>>

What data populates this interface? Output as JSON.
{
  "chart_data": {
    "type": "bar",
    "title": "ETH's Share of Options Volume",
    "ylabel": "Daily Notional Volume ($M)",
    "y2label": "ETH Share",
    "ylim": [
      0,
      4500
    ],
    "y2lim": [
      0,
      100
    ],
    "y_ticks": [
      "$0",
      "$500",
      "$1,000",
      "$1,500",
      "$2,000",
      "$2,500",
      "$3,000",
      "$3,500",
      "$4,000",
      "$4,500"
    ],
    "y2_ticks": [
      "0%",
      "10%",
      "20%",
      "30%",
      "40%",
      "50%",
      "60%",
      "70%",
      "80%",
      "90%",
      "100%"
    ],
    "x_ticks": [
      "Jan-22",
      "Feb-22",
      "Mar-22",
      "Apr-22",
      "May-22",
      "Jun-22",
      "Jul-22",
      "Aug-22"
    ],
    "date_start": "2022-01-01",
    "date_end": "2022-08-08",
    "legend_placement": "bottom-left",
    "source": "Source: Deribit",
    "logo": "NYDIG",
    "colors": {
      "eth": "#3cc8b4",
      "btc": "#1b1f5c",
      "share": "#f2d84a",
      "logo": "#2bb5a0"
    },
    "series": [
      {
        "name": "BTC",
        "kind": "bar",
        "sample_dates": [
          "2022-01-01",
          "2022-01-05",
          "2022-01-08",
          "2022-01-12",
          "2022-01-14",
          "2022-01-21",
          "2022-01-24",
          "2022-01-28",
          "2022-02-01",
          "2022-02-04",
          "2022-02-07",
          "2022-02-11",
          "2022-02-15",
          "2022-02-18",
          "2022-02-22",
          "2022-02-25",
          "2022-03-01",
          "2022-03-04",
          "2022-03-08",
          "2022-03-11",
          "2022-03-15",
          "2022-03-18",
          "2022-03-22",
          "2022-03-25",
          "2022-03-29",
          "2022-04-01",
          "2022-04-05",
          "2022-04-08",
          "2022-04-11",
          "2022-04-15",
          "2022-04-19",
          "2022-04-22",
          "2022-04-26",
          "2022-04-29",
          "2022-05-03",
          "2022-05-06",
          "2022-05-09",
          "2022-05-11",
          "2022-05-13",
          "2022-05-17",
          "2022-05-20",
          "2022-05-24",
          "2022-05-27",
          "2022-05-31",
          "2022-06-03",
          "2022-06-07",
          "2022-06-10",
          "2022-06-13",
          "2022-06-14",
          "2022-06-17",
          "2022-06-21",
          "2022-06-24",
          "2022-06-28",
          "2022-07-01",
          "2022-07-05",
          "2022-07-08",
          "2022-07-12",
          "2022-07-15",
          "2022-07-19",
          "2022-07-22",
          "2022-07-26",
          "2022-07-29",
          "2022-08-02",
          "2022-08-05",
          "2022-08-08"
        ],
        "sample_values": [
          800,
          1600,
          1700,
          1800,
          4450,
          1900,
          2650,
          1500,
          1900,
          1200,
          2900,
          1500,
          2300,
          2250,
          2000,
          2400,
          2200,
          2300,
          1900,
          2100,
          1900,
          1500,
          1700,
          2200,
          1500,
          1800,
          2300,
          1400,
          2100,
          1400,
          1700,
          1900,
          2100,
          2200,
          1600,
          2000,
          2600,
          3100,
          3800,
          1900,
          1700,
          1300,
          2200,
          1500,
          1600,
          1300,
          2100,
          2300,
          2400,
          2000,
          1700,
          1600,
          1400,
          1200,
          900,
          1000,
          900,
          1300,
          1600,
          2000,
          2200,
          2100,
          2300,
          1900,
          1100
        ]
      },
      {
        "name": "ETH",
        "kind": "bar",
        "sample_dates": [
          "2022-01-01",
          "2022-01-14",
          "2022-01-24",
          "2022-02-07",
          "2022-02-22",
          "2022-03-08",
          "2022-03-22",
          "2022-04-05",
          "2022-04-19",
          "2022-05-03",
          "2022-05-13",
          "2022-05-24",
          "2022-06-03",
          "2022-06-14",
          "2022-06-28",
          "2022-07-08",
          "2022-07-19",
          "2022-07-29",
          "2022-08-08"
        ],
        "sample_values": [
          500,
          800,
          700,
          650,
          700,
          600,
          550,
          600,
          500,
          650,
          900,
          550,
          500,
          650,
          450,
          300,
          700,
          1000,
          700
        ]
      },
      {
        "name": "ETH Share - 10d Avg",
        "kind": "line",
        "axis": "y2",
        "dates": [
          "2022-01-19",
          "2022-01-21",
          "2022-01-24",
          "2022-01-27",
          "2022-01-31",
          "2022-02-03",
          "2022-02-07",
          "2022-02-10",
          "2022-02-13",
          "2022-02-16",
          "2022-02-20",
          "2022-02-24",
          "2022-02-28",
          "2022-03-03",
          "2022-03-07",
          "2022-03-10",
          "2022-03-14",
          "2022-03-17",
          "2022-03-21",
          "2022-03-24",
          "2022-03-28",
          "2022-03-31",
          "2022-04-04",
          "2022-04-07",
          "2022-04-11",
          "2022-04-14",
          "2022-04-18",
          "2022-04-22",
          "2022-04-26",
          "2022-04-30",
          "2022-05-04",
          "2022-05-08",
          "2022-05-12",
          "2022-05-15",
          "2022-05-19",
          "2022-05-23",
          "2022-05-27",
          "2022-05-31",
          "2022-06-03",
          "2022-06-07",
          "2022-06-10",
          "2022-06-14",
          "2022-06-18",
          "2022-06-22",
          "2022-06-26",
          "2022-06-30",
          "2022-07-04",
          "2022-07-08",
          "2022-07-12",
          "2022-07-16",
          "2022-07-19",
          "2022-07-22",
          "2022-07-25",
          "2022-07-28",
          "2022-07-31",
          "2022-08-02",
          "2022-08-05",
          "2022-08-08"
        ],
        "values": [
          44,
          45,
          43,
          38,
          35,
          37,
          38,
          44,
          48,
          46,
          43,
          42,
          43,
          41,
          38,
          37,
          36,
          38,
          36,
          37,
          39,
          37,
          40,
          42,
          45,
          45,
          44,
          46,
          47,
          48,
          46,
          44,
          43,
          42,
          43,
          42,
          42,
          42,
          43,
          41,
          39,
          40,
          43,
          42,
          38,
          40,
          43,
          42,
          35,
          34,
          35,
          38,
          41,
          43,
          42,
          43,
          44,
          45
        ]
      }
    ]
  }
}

<<

What is being asked: Search the data for the string "Volume" and copy each line where it appears.

The solution:
    "title": "ETH's Share of Options Volume",
    "ylabel": "Daily Notional Volume ($M)",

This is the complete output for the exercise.